Gather, from the listing beneath this task, every line holding the string "center".

[Dataset entries]
########################################

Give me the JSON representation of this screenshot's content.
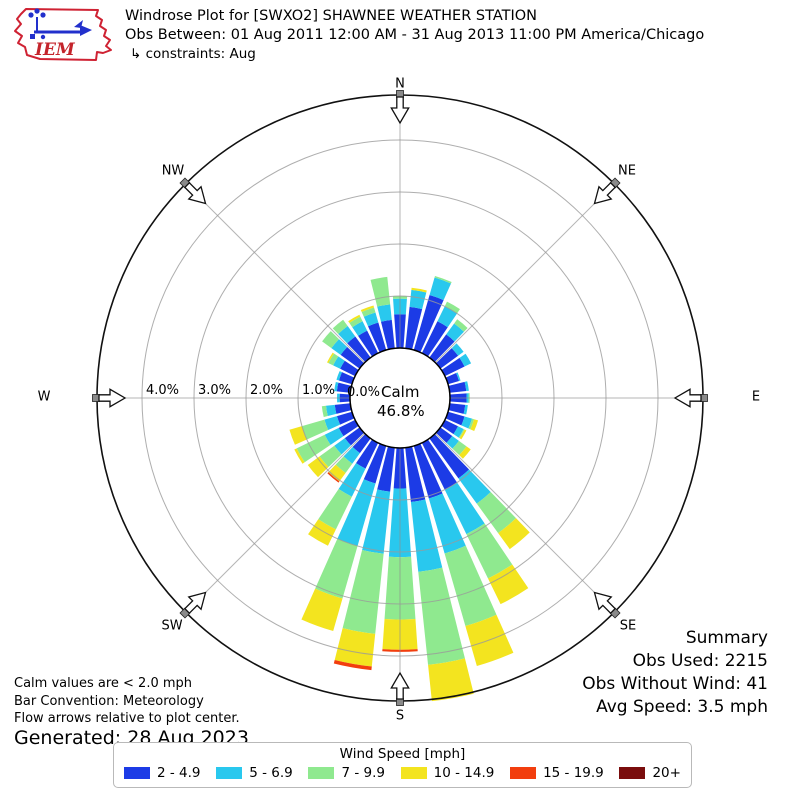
{
  "header": {
    "logo_text": "IEM",
    "title": "Windrose Plot for [SWXO2] SHAWNEE WEATHER STATION",
    "subtitle": "Obs Between: 01 Aug 2011 12:00 AM - 31 Aug 2013 11:00 PM America/Chicago",
    "constraints": "↳ constraints: Aug"
  },
  "plot": {
    "compass_labels": [
      "N",
      "NE",
      "E",
      "SE",
      "S",
      "SW",
      "W",
      "NW"
    ],
    "center": {
      "zero_label": "0.0%",
      "calm_label": "Calm",
      "calm_value": "46.8%"
    }
  },
  "summary": {
    "title": "Summary",
    "obs_used": "Obs Used: 2215",
    "obs_without_wind": "Obs Without Wind: 41",
    "avg_speed": "Avg Speed: 3.5 mph"
  },
  "notes": {
    "calm": "Calm values are < 2.0 mph",
    "convention": "Bar Convention: Meteorology",
    "arrows": "Flow arrows relative to plot center.",
    "generated": "Generated: 28 Aug 2023"
  },
  "legend": {
    "title": "Wind Speed [mph]"
  },
  "chart_data": {
    "type": "windrose",
    "units": "percent_frequency",
    "direction_step_deg": 10,
    "bar_width_deg": 8,
    "rings": [
      {
        "pct": 1,
        "label": "1.0%"
      },
      {
        "pct": 2,
        "label": "2.0%"
      },
      {
        "pct": 3,
        "label": "3.0%"
      },
      {
        "pct": 4,
        "label": "4.0%"
      }
    ],
    "zero_ring_label": "0.0%",
    "boundary_pct": 4.85,
    "calm_percent": 46.8,
    "speed_bins": [
      {
        "label": "2 - 4.9",
        "color": "#1c3be6"
      },
      {
        "label": "5 - 6.9",
        "color": "#29c8ee"
      },
      {
        "label": "7 - 9.9",
        "color": "#8fe98f"
      },
      {
        "label": "10 - 14.9",
        "color": "#f3e41f"
      },
      {
        "label": "15 - 19.9",
        "color": "#f23e0e"
      },
      {
        "label": "20+",
        "color": "#7a0d0d"
      }
    ],
    "directions_deg": [
      0,
      10,
      20,
      30,
      40,
      50,
      60,
      70,
      80,
      90,
      100,
      110,
      120,
      130,
      140,
      150,
      160,
      170,
      180,
      190,
      200,
      210,
      220,
      230,
      240,
      250,
      260,
      270,
      280,
      290,
      300,
      310,
      320,
      330,
      340,
      350
    ],
    "values_pct": [
      [
        0.65,
        0.3,
        0.05,
        0,
        0,
        0
      ],
      [
        0.8,
        0.33,
        0.0,
        0.04,
        0,
        0
      ],
      [
        1.1,
        0.35,
        0.03,
        0,
        0,
        0
      ],
      [
        0.68,
        0.32,
        0.1,
        0,
        0,
        0
      ],
      [
        0.55,
        0.26,
        0.1,
        0,
        0,
        0
      ],
      [
        0.42,
        0.13,
        0,
        0,
        0,
        0
      ],
      [
        0.42,
        0.14,
        0,
        0,
        0,
        0
      ],
      [
        0.22,
        0.03,
        0,
        0,
        0,
        0
      ],
      [
        0.32,
        0.05,
        0,
        0,
        0,
        0
      ],
      [
        0.32,
        0.04,
        0.02,
        0,
        0,
        0
      ],
      [
        0.3,
        0.05,
        0,
        0,
        0,
        0
      ],
      [
        0.33,
        0.15,
        0.04,
        0.08,
        0,
        0
      ],
      [
        0.28,
        0.12,
        0.02,
        0.04,
        0,
        0
      ],
      [
        0.28,
        0.16,
        0.18,
        0.1,
        0,
        0
      ],
      [
        0.95,
        0.6,
        0.7,
        0.38,
        0,
        0
      ],
      [
        1.0,
        0.95,
        0.95,
        0.55,
        0,
        0
      ],
      [
        1.05,
        1.1,
        1.45,
        0.8,
        0,
        0
      ],
      [
        1.05,
        1.35,
        1.8,
        0.7,
        0,
        0
      ],
      [
        0.78,
        1.32,
        1.2,
        0.58,
        0.04,
        0
      ],
      [
        0.85,
        1.2,
        1.55,
        0.63,
        0.07,
        0
      ],
      [
        0.75,
        1.25,
        1.05,
        0.65,
        0,
        0
      ],
      [
        0.55,
        0.6,
        0.7,
        0.35,
        0,
        0
      ],
      [
        0.35,
        0.25,
        0.22,
        0.2,
        0.03,
        0
      ],
      [
        0.35,
        0.25,
        0.35,
        0.28,
        0,
        0
      ],
      [
        0.35,
        0.3,
        0.6,
        0.05,
        0,
        0
      ],
      [
        0.3,
        0.25,
        0.45,
        0.25,
        0,
        0
      ],
      [
        0.3,
        0.17,
        0.08,
        0,
        0,
        0
      ],
      [
        0.2,
        0.05,
        0,
        0,
        0,
        0
      ],
      [
        0.26,
        0.05,
        0,
        0,
        0,
        0
      ],
      [
        0.26,
        0.05,
        0,
        0,
        0,
        0
      ],
      [
        0.32,
        0.15,
        0.1,
        0.03,
        0,
        0
      ],
      [
        0.45,
        0.22,
        0.22,
        0,
        0,
        0
      ],
      [
        0.5,
        0.25,
        0.15,
        0,
        0,
        0
      ],
      [
        0.48,
        0.2,
        0.1,
        0.04,
        0,
        0
      ],
      [
        0.55,
        0.2,
        0.1,
        0.04,
        0,
        0
      ],
      [
        0.55,
        0.3,
        0.53,
        0,
        0,
        0
      ]
    ]
  }
}
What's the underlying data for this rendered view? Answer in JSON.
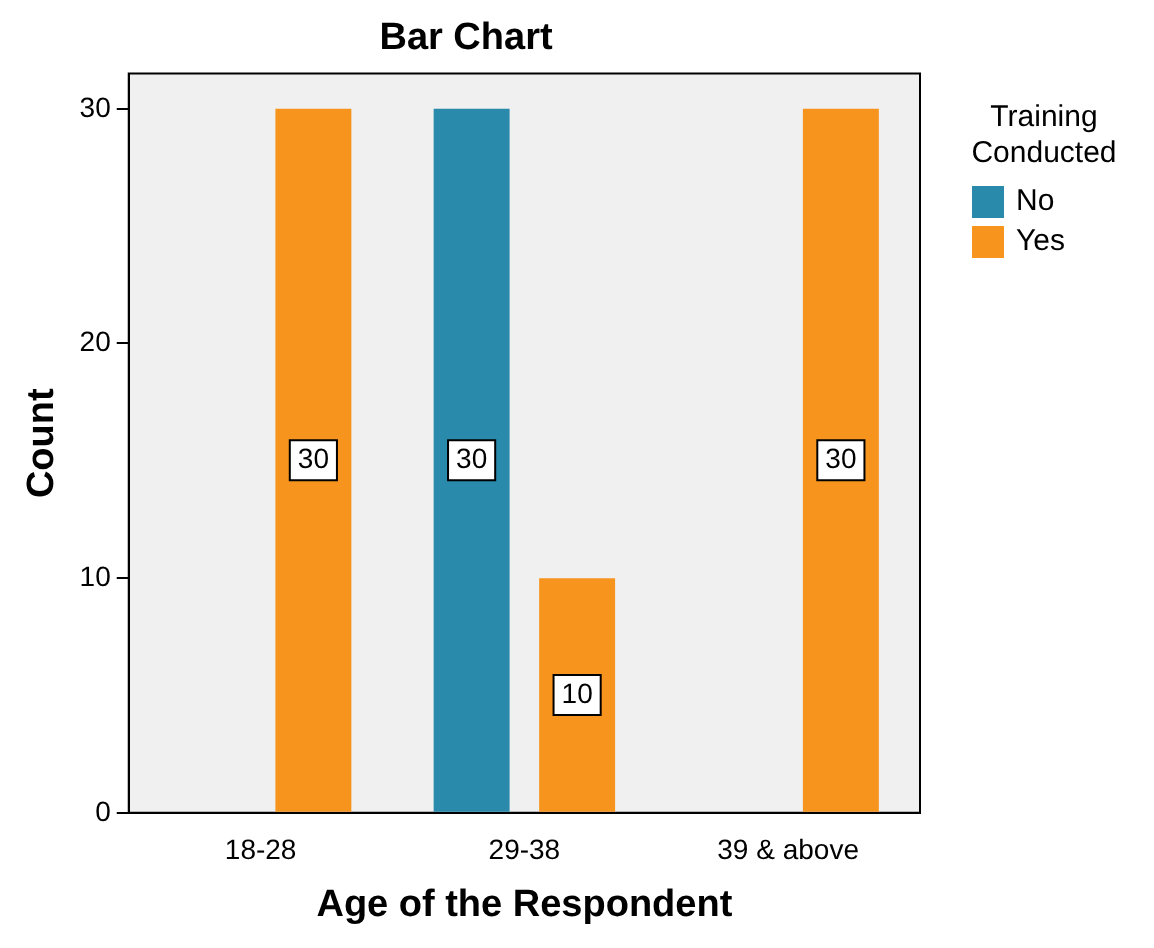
{
  "chart_data": {
    "type": "bar",
    "title": "Bar Chart",
    "xlabel": "Age of the Respondent",
    "ylabel": "Count",
    "legend_title": "Training Conducted",
    "categories": [
      "18-28",
      "29-38",
      "39 & above"
    ],
    "series": [
      {
        "name": "No",
        "color": "#2a8aab",
        "values": [
          null,
          30,
          null
        ]
      },
      {
        "name": "Yes",
        "color": "#f7941d",
        "values": [
          30,
          10,
          30
        ]
      }
    ],
    "ylim": [
      0,
      31.5
    ],
    "yticks": [
      0,
      10,
      20,
      30
    ],
    "grid": false,
    "legend": "right",
    "data_labels": true
  }
}
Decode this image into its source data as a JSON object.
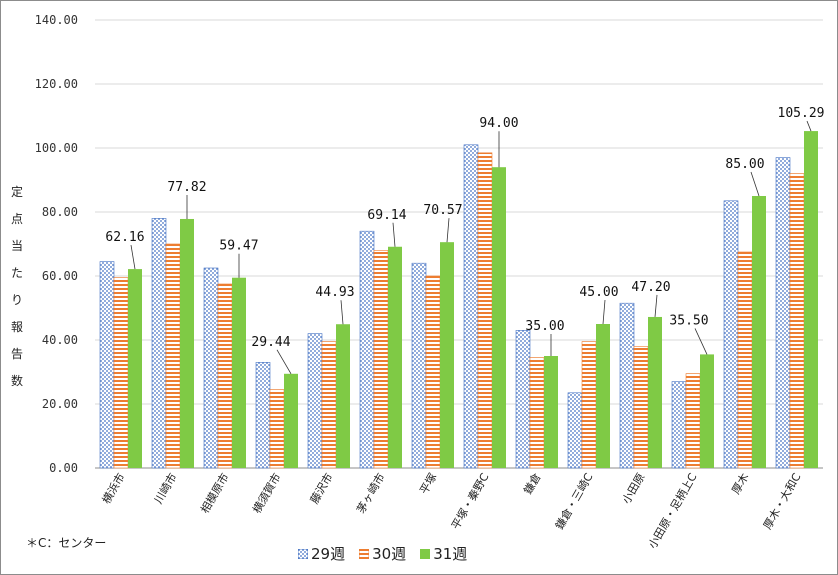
{
  "chart_data": {
    "type": "bar",
    "title": "",
    "ylabel": "定点当たり報告数",
    "xlabel": "",
    "ylim": [
      0,
      140
    ],
    "yticks": [
      "0.00",
      "20.00",
      "40.00",
      "60.00",
      "80.00",
      "100.00",
      "120.00",
      "140.00"
    ],
    "grid": true,
    "legend_position": "bottom",
    "categories": [
      "横浜市",
      "川崎市",
      "相模原市",
      "横須賀市",
      "藤沢市",
      "茅ヶ崎市",
      "平塚",
      "平塚・秦野C",
      "鎌倉",
      "鎌倉・三崎C",
      "小田原",
      "小田原・足柄上C",
      "厚木",
      "厚木・大和C"
    ],
    "series": [
      {
        "name": "29週",
        "values": [
          64.5,
          78.0,
          62.5,
          33.0,
          42.0,
          74.0,
          64.0,
          101.0,
          43.0,
          23.5,
          51.5,
          27.0,
          83.5,
          97.0
        ]
      },
      {
        "name": "30週",
        "values": [
          59.5,
          70.0,
          57.5,
          24.5,
          39.5,
          68.0,
          60.0,
          98.5,
          34.5,
          39.5,
          38.0,
          29.5,
          67.5,
          92.0
        ]
      },
      {
        "name": "31週",
        "values": [
          62.16,
          77.82,
          59.47,
          29.44,
          44.93,
          69.14,
          70.57,
          94.0,
          35.0,
          45.0,
          47.2,
          35.5,
          85.0,
          105.29
        ]
      }
    ],
    "data_labels": [
      "62.16",
      "77.82",
      "59.47",
      "29.44",
      "44.93",
      "69.14",
      "70.57",
      "94.00",
      "35.00",
      "45.00",
      "47.20",
      "35.50",
      "85.00",
      "105.29"
    ],
    "note": "＊C：センター",
    "colors": {
      "s29": "#4472c4",
      "s30": "#ed7d31",
      "s31": "#7fca45",
      "grid": "#d9d9d9",
      "axis": "#8c8c8c"
    }
  }
}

########################################

Solution to the problem:
    "center": {
    "arrows": "Flow arrows relative to plot center.",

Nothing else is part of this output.